§ Your objective
Tally the lines with the word "Kathy" and report the number alone.
## Start
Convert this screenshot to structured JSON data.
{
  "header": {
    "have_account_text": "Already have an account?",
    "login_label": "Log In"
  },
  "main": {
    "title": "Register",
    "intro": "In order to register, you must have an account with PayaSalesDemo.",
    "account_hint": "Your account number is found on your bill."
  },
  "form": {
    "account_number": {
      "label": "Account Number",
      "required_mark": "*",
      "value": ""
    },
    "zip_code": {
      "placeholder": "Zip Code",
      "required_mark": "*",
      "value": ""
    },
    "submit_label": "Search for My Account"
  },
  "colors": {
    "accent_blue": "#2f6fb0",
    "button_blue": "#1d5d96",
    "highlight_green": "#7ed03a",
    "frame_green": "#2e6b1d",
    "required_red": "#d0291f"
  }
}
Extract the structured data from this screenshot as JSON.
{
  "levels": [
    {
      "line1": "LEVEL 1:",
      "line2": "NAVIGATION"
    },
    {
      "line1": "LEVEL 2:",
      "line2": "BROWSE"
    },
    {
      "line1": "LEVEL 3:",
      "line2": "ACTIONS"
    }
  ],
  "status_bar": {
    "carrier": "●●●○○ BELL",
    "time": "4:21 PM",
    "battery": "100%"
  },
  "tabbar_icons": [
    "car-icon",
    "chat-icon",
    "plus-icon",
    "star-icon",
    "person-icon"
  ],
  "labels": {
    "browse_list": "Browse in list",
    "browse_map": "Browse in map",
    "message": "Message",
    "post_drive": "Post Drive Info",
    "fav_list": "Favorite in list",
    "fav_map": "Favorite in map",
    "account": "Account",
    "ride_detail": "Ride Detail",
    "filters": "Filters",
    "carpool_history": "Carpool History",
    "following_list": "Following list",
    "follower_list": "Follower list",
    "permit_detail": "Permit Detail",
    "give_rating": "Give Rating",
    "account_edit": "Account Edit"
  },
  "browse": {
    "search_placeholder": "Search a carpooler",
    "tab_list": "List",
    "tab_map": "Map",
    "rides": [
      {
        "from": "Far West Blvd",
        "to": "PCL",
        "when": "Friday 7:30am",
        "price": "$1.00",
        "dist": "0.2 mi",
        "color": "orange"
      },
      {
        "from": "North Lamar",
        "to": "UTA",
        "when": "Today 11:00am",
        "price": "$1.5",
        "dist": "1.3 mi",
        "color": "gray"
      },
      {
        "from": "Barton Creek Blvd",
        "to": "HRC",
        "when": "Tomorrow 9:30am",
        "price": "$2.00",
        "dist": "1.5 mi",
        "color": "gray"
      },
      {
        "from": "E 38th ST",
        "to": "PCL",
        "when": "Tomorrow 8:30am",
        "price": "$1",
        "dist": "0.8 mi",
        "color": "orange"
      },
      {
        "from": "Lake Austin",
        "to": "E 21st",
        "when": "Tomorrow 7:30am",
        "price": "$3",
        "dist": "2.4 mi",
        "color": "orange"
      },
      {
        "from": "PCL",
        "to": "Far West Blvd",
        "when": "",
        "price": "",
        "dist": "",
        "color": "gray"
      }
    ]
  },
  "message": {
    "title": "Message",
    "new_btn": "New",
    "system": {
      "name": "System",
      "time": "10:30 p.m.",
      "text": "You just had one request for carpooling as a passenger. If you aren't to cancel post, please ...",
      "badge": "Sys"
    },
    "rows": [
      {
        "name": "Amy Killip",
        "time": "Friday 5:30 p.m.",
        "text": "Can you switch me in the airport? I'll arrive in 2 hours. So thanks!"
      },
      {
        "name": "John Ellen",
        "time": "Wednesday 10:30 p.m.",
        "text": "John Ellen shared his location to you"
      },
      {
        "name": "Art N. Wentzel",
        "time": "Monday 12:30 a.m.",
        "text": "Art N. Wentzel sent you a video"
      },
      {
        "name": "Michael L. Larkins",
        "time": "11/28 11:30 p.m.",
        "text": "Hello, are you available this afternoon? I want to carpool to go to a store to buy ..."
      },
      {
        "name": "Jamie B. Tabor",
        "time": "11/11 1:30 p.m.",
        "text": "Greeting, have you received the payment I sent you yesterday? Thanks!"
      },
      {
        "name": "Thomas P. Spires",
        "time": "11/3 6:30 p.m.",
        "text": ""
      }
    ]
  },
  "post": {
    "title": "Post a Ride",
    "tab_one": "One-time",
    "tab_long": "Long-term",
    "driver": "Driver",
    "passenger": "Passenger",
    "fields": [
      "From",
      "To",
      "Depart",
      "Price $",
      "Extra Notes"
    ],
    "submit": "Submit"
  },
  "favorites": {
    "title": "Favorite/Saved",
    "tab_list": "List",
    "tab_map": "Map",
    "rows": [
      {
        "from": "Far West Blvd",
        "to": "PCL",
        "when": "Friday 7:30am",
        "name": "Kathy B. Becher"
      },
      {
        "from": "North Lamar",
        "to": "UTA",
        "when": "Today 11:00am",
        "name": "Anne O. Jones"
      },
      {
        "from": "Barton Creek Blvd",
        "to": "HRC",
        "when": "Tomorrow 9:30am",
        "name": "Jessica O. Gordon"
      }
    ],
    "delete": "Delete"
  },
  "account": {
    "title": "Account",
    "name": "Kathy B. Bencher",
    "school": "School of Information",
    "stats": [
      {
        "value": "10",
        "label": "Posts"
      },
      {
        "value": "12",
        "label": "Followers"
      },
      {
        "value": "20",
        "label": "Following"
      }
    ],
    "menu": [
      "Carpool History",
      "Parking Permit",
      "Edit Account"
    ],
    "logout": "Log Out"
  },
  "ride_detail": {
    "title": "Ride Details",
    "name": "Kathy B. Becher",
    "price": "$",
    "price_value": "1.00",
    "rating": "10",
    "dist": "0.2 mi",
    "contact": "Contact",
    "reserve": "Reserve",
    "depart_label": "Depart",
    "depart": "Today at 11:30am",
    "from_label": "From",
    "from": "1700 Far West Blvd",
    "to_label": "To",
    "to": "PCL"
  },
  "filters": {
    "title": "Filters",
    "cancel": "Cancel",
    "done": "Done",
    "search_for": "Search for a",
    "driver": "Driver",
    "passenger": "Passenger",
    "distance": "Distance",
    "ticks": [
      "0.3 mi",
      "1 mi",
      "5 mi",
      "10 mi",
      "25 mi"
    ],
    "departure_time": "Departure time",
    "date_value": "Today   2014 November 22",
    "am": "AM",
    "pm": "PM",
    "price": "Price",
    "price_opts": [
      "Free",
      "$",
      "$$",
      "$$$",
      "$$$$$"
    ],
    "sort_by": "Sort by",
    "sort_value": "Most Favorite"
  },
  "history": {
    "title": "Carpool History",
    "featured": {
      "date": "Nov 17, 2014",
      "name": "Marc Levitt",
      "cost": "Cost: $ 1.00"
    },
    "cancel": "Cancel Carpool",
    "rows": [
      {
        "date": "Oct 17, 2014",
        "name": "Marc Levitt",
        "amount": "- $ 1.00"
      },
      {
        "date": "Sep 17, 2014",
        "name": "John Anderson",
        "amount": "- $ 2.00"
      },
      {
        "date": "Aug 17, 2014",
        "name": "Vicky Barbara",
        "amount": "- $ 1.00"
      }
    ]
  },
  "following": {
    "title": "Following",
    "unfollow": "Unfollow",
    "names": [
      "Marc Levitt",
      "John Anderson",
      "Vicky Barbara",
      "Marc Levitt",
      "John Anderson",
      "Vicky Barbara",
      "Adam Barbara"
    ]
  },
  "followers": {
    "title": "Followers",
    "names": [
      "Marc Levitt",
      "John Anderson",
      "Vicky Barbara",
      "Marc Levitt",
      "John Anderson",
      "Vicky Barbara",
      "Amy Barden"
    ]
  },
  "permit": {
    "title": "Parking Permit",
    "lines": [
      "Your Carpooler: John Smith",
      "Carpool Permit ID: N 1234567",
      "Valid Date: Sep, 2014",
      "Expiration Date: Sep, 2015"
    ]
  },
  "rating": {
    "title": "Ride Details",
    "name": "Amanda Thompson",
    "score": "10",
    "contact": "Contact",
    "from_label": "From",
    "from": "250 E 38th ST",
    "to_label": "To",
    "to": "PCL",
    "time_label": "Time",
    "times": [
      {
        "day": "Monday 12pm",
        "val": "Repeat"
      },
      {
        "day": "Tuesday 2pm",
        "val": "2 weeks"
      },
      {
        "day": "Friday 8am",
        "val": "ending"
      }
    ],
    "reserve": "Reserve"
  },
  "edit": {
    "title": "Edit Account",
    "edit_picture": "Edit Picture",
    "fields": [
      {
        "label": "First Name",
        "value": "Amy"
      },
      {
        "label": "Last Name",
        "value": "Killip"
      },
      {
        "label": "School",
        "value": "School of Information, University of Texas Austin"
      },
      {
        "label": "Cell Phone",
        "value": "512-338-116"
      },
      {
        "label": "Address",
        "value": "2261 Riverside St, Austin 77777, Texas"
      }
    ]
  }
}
## End
§ The answer
3